Exercise requirements:
From the entries below, count the lines with "kind". Write only the count.

━━━━━━━━━━━━━━━━

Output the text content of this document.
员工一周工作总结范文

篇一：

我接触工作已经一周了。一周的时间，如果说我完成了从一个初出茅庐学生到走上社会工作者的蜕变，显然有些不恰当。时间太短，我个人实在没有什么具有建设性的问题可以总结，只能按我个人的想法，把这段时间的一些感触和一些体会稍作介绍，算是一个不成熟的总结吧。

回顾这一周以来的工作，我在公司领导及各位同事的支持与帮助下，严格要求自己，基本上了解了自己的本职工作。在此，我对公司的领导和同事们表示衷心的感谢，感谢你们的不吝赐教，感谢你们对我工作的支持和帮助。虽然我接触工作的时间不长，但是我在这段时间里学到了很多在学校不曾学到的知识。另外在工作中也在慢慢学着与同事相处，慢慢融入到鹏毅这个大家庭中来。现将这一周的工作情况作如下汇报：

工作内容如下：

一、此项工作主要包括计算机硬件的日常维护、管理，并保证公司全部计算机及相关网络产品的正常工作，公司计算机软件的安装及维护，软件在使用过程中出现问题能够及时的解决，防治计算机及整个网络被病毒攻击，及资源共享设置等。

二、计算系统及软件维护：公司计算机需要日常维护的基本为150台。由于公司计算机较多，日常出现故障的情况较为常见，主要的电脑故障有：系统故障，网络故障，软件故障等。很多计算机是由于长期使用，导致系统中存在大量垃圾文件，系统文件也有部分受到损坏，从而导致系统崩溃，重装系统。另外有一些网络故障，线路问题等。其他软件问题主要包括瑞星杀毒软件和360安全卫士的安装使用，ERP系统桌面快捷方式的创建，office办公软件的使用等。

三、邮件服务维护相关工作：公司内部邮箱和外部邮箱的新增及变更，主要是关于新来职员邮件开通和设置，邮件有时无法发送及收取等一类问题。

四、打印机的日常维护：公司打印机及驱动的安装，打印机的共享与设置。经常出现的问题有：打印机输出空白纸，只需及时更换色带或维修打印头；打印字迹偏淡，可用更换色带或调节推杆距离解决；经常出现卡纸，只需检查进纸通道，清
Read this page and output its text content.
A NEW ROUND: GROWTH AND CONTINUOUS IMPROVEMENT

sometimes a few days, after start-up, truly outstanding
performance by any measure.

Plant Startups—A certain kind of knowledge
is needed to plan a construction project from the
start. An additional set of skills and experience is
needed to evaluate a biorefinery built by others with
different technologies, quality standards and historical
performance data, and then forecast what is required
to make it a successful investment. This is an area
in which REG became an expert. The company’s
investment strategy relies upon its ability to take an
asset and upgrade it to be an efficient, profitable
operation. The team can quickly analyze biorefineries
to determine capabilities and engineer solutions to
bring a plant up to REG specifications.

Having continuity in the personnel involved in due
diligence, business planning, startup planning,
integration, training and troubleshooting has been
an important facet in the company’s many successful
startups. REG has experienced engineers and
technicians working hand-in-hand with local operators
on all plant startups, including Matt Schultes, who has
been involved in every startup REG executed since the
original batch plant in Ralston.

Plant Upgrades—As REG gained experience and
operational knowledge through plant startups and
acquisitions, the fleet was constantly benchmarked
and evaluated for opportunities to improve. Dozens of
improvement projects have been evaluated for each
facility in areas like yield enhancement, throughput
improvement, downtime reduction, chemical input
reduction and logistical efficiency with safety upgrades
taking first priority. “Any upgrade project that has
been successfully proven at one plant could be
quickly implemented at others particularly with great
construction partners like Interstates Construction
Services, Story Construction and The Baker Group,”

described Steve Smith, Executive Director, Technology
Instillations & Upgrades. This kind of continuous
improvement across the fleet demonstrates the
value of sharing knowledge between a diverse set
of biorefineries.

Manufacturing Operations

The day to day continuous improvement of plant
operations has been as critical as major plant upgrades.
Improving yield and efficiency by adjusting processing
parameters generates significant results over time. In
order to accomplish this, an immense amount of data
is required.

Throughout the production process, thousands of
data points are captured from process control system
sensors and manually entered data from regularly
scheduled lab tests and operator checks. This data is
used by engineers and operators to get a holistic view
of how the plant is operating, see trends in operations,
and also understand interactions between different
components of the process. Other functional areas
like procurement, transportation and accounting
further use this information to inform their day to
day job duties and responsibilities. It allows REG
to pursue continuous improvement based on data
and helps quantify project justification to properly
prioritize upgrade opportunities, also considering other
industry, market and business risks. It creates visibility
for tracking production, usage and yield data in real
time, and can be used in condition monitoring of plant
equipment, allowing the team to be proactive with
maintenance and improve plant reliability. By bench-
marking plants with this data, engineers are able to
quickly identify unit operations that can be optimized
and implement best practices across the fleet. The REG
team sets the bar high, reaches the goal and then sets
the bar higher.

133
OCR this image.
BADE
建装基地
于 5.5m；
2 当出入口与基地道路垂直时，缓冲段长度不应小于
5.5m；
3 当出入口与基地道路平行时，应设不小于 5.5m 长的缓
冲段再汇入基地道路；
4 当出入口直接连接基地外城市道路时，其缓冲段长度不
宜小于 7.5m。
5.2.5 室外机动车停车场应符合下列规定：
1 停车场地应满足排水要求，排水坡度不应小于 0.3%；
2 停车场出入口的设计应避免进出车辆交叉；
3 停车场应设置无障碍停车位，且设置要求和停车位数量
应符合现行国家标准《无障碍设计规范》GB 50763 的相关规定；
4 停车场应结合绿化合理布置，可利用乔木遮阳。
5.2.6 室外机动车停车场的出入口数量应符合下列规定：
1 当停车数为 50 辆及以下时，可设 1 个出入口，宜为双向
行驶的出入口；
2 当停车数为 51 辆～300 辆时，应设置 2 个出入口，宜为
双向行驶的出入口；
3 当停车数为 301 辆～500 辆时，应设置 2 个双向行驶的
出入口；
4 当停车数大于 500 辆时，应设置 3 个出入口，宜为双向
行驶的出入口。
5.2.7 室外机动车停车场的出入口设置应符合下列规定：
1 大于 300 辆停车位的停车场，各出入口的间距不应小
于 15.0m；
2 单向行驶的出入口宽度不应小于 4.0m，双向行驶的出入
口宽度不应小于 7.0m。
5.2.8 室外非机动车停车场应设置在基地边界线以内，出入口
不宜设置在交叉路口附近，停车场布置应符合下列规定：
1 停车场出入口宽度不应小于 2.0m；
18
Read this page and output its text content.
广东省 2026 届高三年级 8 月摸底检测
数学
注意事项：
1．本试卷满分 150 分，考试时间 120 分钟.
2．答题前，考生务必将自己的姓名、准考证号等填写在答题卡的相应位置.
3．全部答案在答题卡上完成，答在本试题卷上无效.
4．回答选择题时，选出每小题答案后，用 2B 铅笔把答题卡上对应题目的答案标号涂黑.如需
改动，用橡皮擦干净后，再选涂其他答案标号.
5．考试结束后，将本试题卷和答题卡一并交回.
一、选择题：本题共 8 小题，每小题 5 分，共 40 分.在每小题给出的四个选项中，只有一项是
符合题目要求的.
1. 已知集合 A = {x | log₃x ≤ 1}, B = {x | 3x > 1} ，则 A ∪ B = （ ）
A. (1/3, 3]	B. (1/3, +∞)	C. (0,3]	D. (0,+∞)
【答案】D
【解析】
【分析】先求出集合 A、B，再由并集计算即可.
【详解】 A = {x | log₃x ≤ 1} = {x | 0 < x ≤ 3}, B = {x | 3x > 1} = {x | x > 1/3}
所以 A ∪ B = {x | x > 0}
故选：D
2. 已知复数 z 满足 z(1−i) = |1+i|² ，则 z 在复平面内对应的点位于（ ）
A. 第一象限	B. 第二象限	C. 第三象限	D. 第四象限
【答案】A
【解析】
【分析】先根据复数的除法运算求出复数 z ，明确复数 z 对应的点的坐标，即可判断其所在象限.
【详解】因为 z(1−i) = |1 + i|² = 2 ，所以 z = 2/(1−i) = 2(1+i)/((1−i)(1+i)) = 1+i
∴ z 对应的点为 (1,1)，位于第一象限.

━━━━━━━━━━━━━━━━

The result:
2